Instructions to follow
Repeat the data verbatim.

(Data records)
— begin —

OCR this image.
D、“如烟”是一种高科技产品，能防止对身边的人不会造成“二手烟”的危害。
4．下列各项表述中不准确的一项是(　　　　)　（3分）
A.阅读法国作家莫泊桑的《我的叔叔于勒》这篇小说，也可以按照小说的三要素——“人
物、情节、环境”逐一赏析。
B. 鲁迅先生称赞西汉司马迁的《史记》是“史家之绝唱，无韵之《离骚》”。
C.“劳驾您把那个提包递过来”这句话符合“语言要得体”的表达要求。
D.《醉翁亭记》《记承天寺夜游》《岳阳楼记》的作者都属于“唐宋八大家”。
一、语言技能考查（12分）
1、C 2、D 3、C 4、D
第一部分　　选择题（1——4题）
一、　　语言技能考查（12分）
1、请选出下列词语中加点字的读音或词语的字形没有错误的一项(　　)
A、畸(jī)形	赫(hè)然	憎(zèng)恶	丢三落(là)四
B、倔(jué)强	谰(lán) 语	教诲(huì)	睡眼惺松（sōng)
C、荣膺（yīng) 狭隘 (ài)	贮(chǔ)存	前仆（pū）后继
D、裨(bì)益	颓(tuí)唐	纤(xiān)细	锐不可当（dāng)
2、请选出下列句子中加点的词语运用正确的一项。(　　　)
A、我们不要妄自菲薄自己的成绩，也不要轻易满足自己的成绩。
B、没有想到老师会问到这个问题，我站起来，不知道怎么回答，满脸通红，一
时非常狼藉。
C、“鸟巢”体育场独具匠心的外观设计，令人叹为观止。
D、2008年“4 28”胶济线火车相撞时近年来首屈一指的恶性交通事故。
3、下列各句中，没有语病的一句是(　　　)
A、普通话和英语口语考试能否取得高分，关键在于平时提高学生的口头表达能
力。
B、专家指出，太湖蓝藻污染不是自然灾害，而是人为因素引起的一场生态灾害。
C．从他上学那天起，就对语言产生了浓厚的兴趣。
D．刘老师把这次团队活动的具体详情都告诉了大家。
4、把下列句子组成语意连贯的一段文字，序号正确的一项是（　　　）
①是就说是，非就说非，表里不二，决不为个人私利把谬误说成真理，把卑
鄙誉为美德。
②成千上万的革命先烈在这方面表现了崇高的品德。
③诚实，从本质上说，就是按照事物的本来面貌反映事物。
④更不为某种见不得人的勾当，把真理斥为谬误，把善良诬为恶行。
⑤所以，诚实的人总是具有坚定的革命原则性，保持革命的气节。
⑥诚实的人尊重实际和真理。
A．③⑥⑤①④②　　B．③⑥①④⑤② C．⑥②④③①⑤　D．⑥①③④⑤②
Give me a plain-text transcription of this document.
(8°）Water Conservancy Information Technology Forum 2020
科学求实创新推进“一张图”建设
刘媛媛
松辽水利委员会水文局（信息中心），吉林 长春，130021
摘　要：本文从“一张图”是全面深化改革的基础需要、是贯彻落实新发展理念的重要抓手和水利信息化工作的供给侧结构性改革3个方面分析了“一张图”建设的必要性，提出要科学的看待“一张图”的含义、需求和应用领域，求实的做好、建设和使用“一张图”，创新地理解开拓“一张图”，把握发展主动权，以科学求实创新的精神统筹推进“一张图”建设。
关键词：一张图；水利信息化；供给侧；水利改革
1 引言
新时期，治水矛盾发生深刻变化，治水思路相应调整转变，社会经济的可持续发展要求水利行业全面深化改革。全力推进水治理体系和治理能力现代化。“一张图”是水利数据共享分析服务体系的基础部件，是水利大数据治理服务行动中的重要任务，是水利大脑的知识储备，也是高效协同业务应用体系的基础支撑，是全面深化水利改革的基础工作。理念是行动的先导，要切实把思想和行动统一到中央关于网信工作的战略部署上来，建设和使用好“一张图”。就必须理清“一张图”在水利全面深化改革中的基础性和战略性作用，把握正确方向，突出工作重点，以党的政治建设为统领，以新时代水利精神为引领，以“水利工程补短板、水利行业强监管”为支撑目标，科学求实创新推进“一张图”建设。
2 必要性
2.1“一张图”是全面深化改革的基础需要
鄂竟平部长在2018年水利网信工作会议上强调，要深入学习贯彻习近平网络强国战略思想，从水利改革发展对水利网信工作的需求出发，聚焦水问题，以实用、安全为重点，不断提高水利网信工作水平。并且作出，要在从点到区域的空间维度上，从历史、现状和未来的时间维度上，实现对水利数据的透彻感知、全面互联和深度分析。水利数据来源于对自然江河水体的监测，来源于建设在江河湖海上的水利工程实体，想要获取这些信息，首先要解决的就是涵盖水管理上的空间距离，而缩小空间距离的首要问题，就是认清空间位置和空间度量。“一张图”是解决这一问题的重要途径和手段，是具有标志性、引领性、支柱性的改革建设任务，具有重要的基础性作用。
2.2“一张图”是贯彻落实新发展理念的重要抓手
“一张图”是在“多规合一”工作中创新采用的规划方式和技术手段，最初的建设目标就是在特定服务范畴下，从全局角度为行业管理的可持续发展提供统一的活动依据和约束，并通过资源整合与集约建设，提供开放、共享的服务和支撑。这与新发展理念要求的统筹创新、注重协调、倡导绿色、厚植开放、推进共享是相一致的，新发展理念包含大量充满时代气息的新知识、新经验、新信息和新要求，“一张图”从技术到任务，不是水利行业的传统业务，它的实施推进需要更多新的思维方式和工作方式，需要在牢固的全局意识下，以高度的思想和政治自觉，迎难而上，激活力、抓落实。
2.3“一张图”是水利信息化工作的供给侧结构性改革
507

— end —

Response to this task
OCR this image.
D、“如烟”是一种高科技产品，能防止对身边的人不会造成“二手烟”的危害。
4．下列各项表述中不准确的一项是(　　　　)　（3分）
A.阅读法国作家莫泊桑的《我的叔叔于勒》这篇小说，也可以按照小说的三要素——“人
物、情节、环境”逐一赏析。
B. 鲁迅先生称赞西汉司马迁的《史记》是“史家之绝唱，无韵之《离骚》”。
C.“劳驾您把那个提包递过来”这句话符合“语言要得体”的表达要求。
D.《醉翁亭记》《记承天寺夜游》《岳阳楼记》的作者都属于“唐宋八大家”。
一、语言技能考查（12分）
1、C 2、D 3、C 4、D
第一部分　　选择题（1——4题）
一、　　语言技能考查（12分）
1、请选出下列词语中加点字的读音或词语的字形没有错误的一项(　　)
A、畸(jī)形	赫(hè)然	憎(zèng)恶	丢三落(là)四
B、倔(jué)强	谰(lán) 语	教诲(huì)	睡眼惺松（sōng)
C、荣膺（yīng) 狭隘 (ài)	贮(chǔ)存	前仆（pū）后继
D、裨(bì)益	颓(tuí)唐	纤(xiān)细	锐不可当（dāng)
2、请选出下列句子中加点的词语运用正确的一项。(　　　)
A、我们不要妄自菲薄自己的成绩，也不要轻易满足自己的成绩。
B、没有想到老师会问到这个问题，我站起来，不知道怎么回答，满脸通红，一
时非常狼藉。
C、“鸟巢”体育场独具匠心的外观设计，令人叹为观止。
D、2008年“4 28”胶济线火车相撞时近年来首屈一指的恶性交通事故。
3、下列各句中，没有语病的一句是(　　　)
A、普通话和英语口语考试能否取得高分，关键在于平时提高学生的口头表达能
力。
B、专家指出，太湖蓝藻污染不是自然灾害，而是人为因素引起的一场生态灾害。
C．从他上学那天起，就对语言产生了浓厚的兴趣。
D．刘老师把这次团队活动的具体详情都告诉了大家。
4、把下列句子组成语意连贯的一段文字，序号正确的一项是（　　　）
①是就说是，非就说非，表里不二，决不为个人私利把谬误说成真理，把卑
鄙誉为美德。
②成千上万的革命先烈在这方面表现了崇高的品德。
③诚实，从本质上说，就是按照事物的本来面貌反映事物。
④更不为某种见不得人的勾当，把真理斥为谬误，把善良诬为恶行。
⑤所以，诚实的人总是具有坚定的革命原则性，保持革命的气节。
⑥诚实的人尊重实际和真理。
A．③⑥⑤①④②　　B．③⑥①④⑤② C．⑥②④③①⑤　D．⑥①③④⑤②
Give me a plain-text transcription of this document.
(8°）Water Conservancy Information Technology Forum 2020
科学求实创新推进“一张图”建设
刘媛媛
松辽水利委员会水文局（信息中心），吉林 长春，130021
摘　要：本文从“一张图”是全面深化改革的基础需要、是贯彻落实新发展理念的重要抓手和水利信息化工作的供给侧结构性改革3个方面分析了“一张图”建设的必要性，提出要科学的看待“一张图”的含义、需求和应用领域，求实的做好、建设和使用“一张图”，创新地理解开拓“一张图”，把握发展主动权，以科学求实创新的精神统筹推进“一张图”建设。
关键词：一张图；水利信息化；供给侧；水利改革
1 引言
新时期，治水矛盾发生深刻变化，治水思路相应调整转变，社会经济的可持续发展要求水利行业全面深化改革。全力推进水治理体系和治理能力现代化。“一张图”是水利数据共享分析服务体系的基础部件，是水利大数据治理服务行动中的重要任务，是水利大脑的知识储备，也是高效协同业务应用体系的基础支撑，是全面深化水利改革的基础工作。理念是行动的先导，要切实把思想和行动统一到中央关于网信工作的战略部署上来，建设和使用好“一张图”。就必须理清“一张图”在水利全面深化改革中的基础性和战略性作用，把握正确方向，突出工作重点，以党的政治建设为统领，以新时代水利精神为引领，以“水利工程补短板、水利行业强监管”为支撑目标，科学求实创新推进“一张图”建设。
2 必要性
2.1“一张图”是全面深化改革的基础需要
鄂竟平部长在2018年水利网信工作会议上强调，要深入学习贯彻习近平网络强国战略思想，从水利改革发展对水利网信工作的需求出发，聚焦水问题，以实用、安全为重点，不断提高水利网信工作水平。并且作出，要在从点到区域的空间维度上，从历史、现状和未来的时间维度上，实现对水利数据的透彻感知、全面互联和深度分析。水利数据来源于对自然江河水体的监测，来源于建设在江河湖海上的水利工程实体，想要获取这些信息，首先要解决的就是涵盖水管理上的空间距离，而缩小空间距离的首要问题，就是认清空间位置和空间度量。“一张图”是解决这一问题的重要途径和手段，是具有标志性、引领性、支柱性的改革建设任务，具有重要的基础性作用。
2.2“一张图”是贯彻落实新发展理念的重要抓手
“一张图”是在“多规合一”工作中创新采用的规划方式和技术手段，最初的建设目标就是在特定服务范畴下，从全局角度为行业管理的可持续发展提供统一的活动依据和约束，并通过资源整合与集约建设，提供开放、共享的服务和支撑。这与新发展理念要求的统筹创新、注重协调、倡导绿色、厚植开放、推进共享是相一致的，新发展理念包含大量充满时代气息的新知识、新经验、新信息和新要求，“一张图”从技术到任务，不是水利行业的传统业务，它的实施推进需要更多新的思维方式和工作方式，需要在牢固的全局意识下，以高度的思想和政治自觉，迎难而上，激活力、抓落实。
2.3“一张图”是水利信息化工作的供给侧结构性改革
507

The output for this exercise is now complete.